PROBLEM DESCRIPTION :: Render every entry verbatim.

MATERIAL PROVIDED ::
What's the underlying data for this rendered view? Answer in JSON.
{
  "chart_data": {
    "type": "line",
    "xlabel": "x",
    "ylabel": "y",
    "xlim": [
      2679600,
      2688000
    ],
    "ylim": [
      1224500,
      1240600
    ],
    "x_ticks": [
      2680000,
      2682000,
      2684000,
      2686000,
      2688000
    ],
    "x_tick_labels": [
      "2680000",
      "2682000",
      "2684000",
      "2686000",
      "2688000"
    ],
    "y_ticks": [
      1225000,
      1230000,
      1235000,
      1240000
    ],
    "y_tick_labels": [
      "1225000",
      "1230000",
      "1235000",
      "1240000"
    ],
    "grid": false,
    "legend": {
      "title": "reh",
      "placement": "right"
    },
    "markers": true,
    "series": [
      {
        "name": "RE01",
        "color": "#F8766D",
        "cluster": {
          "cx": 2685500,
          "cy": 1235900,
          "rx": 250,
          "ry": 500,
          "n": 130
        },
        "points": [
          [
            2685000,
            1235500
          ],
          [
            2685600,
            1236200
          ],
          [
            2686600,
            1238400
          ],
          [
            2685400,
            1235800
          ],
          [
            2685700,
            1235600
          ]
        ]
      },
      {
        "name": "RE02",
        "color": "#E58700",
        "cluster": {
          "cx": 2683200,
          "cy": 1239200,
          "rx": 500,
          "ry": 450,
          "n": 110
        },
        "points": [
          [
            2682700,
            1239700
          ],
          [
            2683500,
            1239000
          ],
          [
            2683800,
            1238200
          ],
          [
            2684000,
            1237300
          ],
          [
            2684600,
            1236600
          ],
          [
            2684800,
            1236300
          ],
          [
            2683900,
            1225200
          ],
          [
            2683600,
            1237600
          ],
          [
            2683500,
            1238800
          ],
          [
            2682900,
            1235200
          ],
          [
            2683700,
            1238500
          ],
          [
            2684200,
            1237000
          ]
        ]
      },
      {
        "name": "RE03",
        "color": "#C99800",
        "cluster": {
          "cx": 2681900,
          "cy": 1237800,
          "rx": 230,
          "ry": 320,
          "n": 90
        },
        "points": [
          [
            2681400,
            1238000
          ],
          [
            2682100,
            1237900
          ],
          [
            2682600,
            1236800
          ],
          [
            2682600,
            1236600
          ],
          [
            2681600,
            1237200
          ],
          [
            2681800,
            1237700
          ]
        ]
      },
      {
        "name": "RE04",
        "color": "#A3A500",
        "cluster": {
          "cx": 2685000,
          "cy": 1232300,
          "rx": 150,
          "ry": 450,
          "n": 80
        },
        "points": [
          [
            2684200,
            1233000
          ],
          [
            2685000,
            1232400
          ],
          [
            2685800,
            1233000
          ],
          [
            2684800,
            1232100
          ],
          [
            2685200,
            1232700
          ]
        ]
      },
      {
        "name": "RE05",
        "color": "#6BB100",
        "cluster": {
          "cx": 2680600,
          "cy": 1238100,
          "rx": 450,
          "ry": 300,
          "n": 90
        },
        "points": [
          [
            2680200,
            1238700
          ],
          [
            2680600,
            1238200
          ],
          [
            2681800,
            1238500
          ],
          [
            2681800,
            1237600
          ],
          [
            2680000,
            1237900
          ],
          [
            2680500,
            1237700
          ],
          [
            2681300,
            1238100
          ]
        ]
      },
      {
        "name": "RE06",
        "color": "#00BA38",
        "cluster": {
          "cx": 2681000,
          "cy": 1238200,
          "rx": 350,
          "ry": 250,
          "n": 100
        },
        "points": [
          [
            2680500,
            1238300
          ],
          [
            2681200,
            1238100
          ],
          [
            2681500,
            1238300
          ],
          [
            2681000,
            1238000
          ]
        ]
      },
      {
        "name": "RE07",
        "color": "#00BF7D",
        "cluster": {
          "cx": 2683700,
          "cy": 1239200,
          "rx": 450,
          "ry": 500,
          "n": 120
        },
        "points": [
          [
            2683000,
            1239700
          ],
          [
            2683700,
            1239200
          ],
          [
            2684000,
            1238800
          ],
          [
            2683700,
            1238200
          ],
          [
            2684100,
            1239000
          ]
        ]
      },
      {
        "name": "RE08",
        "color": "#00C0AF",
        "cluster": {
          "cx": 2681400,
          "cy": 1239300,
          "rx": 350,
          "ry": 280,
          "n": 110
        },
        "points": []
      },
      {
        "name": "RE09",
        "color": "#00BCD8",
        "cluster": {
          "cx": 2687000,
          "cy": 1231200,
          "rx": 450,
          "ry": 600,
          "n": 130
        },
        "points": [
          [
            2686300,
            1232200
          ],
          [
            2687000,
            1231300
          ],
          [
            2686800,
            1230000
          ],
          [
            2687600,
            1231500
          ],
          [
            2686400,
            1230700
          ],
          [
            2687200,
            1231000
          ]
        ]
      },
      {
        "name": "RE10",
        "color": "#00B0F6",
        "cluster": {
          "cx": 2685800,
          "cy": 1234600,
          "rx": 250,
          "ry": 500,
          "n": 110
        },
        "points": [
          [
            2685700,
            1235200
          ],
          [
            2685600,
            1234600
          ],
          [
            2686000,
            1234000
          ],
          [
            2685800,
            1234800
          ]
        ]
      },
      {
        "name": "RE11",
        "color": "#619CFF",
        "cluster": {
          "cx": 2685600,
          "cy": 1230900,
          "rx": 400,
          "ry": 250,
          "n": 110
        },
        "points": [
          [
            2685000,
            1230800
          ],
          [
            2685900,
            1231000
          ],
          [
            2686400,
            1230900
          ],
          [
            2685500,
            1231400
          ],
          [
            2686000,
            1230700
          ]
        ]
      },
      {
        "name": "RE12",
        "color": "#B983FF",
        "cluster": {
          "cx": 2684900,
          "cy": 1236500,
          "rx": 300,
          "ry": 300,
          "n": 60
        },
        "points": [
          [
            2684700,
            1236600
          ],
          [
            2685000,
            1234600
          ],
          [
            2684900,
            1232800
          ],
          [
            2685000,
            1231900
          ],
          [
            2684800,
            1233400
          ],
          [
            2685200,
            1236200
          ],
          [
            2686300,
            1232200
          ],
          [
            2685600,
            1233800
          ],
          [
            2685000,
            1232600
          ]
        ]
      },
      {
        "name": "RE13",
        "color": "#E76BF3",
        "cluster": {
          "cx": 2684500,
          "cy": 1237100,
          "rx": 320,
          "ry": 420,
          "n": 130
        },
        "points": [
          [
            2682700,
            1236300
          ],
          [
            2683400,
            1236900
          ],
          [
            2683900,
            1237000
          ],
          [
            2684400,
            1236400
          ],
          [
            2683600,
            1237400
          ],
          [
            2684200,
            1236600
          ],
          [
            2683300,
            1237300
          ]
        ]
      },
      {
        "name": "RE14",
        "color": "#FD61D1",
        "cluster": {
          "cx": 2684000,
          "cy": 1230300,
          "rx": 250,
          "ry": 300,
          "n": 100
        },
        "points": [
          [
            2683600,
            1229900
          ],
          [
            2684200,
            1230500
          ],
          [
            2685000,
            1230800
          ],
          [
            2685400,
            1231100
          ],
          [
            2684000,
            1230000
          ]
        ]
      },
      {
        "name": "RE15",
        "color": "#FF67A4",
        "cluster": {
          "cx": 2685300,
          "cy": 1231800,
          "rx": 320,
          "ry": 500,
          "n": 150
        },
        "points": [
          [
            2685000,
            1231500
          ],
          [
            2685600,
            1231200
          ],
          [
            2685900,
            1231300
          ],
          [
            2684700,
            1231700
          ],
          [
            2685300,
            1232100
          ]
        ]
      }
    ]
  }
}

CORRECT RESULT ::
What's the underlying data for this rendered view? Answer in JSON.
{
  "chart_data": {
    "type": "line",
    "xlabel": "x",
    "ylabel": "y",
    "xlim": [
      2679600,
      2688000
    ],
    "ylim": [
      1224500,
      1240600
    ],
    "x_ticks": [
      2680000,
      2682000,
      2684000,
      2686000,
      2688000
    ],
    "x_tick_labels": [
      "2680000",
      "2682000",
      "2684000",
      "2686000",
      "2688000"
    ],
    "y_ticks": [
      1225000,
      1230000,
      1235000,
      1240000
    ],
    "y_tick_labels": [
      "1225000",
      "1230000",
      "1235000",
      "1240000"
    ],
    "grid": false,
    "legend": {
      "title": "reh",
      "placement": "right"
    },
    "markers": true,
    "series": [
      {
        "name": "RE01",
        "color": "#F8766D",
        "cluster": {
          "cx": 2685500,
          "cy": 1235900,
          "rx": 250,
          "ry": 500,
          "n": 130
        },
        "points": [
          [
            2685000,
            1235500
          ],
          [
            2685600,
            1236200
          ],
          [
            2686600,
            1238400
          ],
          [
            2685400,
            1235800
          ],
          [
            2685700,
            1235600
          ]
        ]
      },
      {
        "name": "RE02",
        "color": "#E58700",
        "cluster": {
          "cx": 2683200,
          "cy": 1239200,
          "rx": 500,
          "ry": 450,
          "n": 110
        },
        "points": [
          [
            2682700,
            1239700
          ],
          [
            2683500,
            1239000
          ],
          [
            2683800,
            1238200
          ],
          [
            2684000,
            1237300
          ],
          [
            2684600,
            1236600
          ],
          [
            2684800,
            1236300
          ],
          [
            2683900,
            1225200
          ],
          [
            2683600,
            1237600
          ],
          [
            2683500,
            1238800
          ],
          [
            2682900,
            1235200
          ],
          [
            2683700,
            1238500
          ],
          [
            2684200,
            1237000
          ]
        ]
      },
      {
        "name": "RE03",
        "color": "#C99800",
        "cluster": {
          "cx": 2681900,
          "cy": 1237800,
          "rx": 230,
          "ry": 320,
          "n": 90
        },
        "points": [
          [
            2681400,
            1238000
          ],
          [
            2682100,
            1237900
          ],
          [
            2682600,
            1236800
          ],
          [
            2682600,
            1236600
          ],
          [
            2681600,
            1237200
          ],
          [
            2681800,
            1237700
          ]
        ]
      },
      {
        "name": "RE04",
        "color": "#A3A500",
        "cluster": {
          "cx": 2685000,
          "cy": 1232300,
          "rx": 150,
          "ry": 450,
          "n": 80
        },
        "points": [
          [
            2684200,
            1233000
          ],
          [
            2685000,
            1232400
          ],
          [
            2685800,
            1233000
          ],
          [
            2684800,
            1232100
          ],
          [
            2685200,
            1232700
          ]
        ]
      },
      {
        "name": "RE05",
        "color": "#6BB100",
        "cluster": {
          "cx": 2680600,
          "cy": 1238100,
          "rx": 450,
          "ry": 300,
          "n": 90
        },
        "points": [
          [
            2680200,
            1238700
          ],
          [
            2680600,
            1238200
          ],
          [
            2681800,
            1238500
          ],
          [
            2681800,
            1237600
          ],
          [
            2680000,
            1237900
          ],
          [
            2680500,
            1237700
          ],
          [
            2681300,
            1238100
          ]
        ]
      },
      {
        "name": "RE06",
        "color": "#00BA38",
        "cluster": {
          "cx": 2681000,
          "cy": 1238200,
          "rx": 350,
          "ry": 250,
          "n": 100
        },
        "points": [
          [
            2680500,
            1238300
          ],
          [
            2681200,
            1238100
          ],
          [
            2681500,
            1238300
          ],
          [
            2681000,
            1238000
          ]
        ]
      },
      {
        "name": "RE07",
        "color": "#00BF7D",
        "cluster": {
          "cx": 2683700,
          "cy": 1239200,
          "rx": 450,
          "ry": 500,
          "n": 120
        },
        "points": [
          [
            2683000,
            1239700
          ],
          [
            2683700,
            1239200
          ],
          [
            2684000,
            1238800
          ],
          [
            2683700,
            1238200
          ],
          [
            2684100,
            1239000
          ]
        ]
      },
      {
        "name": "RE08",
        "color": "#00C0AF",
        "cluster": {
          "cx": 2681400,
          "cy": 1239300,
          "rx": 350,
          "ry": 280,
          "n": 110
        },
        "points": []
      },
      {
        "name": "RE09",
        "color": "#00BCD8",
        "cluster": {
          "cx": 2687000,
          "cy": 1231200,
          "rx": 450,
          "ry": 600,
          "n": 130
        },
        "points": [
          [
            2686300,
            1232200
          ],
          [
            2687000,
            1231300
          ],
          [
            2686800,
            1230000
          ],
          [
            2687600,
            1231500
          ],
          [
            2686400,
            1230700
          ],
          [
            2687200,
            1231000
          ]
        ]
      },
      {
        "name": "RE10",
        "color": "#00B0F6",
        "cluster": {
          "cx": 2685800,
          "cy": 1234600,
          "rx": 250,
          "ry": 500,
          "n": 110
        },
        "points": [
          [
            2685700,
            1235200
          ],
          [
            2685600,
            1234600
          ],
          [
            2686000,
            1234000
          ],
          [
            2685800,
            1234800
          ]
        ]
      },
      {
        "name": "RE11",
        "color": "#619CFF",
        "cluster": {
          "cx": 2685600,
          "cy": 1230900,
          "rx": 400,
          "ry": 250,
          "n": 110
        },
        "points": [
          [
            2685000,
            1230800
          ],
          [
            2685900,
            1231000
          ],
          [
            2686400,
            1230900
          ],
          [
            2685500,
            1231400
          ],
          [
            2686000,
            1230700
          ]
        ]
      },
      {
        "name": "RE12",
        "color": "#B983FF",
        "cluster": {
          "cx": 2684900,
          "cy": 1236500,
          "rx": 300,
          "ry": 300,
          "n": 60
        },
        "points": [
          [
            2684700,
            1236600
          ],
          [
            2685000,
            1234600
          ],
          [
            2684900,
            1232800
          ],
          [
            2685000,
            1231900
          ],
          [
            2684800,
            1233400
          ],
          [
            2685200,
            1236200
          ],
          [
            2686300,
            1232200
          ],
          [
            2685600,
            1233800
          ],
          [
            2685000,
            1232600
          ]
        ]
      },
      {
        "name": "RE13",
        "color": "#E76BF3",
        "cluster": {
          "cx": 2684500,
          "cy": 1237100,
          "rx": 320,
          "ry": 420,
          "n": 130
        },
        "points": [
          [
            2682700,
            1236300
          ],
          [
            2683400,
            1236900
          ],
          [
            2683900,
            1237000
          ],
          [
            2684400,
            1236400
          ],
          [
            2683600,
            1237400
          ],
          [
            2684200,
            1236600
          ],
          [
            2683300,
            1237300
          ]
        ]
      },
      {
        "name": "RE14",
        "color": "#FD61D1",
        "cluster": {
          "cx": 2684000,
          "cy": 1230300,
          "rx": 250,
          "ry": 300,
          "n": 100
        },
        "points": [
          [
            2683600,
            1229900
          ],
          [
            2684200,
            1230500
          ],
          [
            2685000,
            1230800
          ],
          [
            2685400,
            1231100
          ],
          [
            2684000,
            1230000
          ]
        ]
      },
      {
        "name": "RE15",
        "color": "#FF67A4",
        "cluster": {
          "cx": 2685300,
          "cy": 1231800,
          "rx": 320,
          "ry": 500,
          "n": 150
        },
        "points": [
          [
            2685000,
            1231500
          ],
          [
            2685600,
            1231200
          ],
          [
            2685900,
            1231300
          ],
          [
            2684700,
            1231700
          ],
          [
            2685300,
            1232100
          ]
        ]
      }
    ]
  }
}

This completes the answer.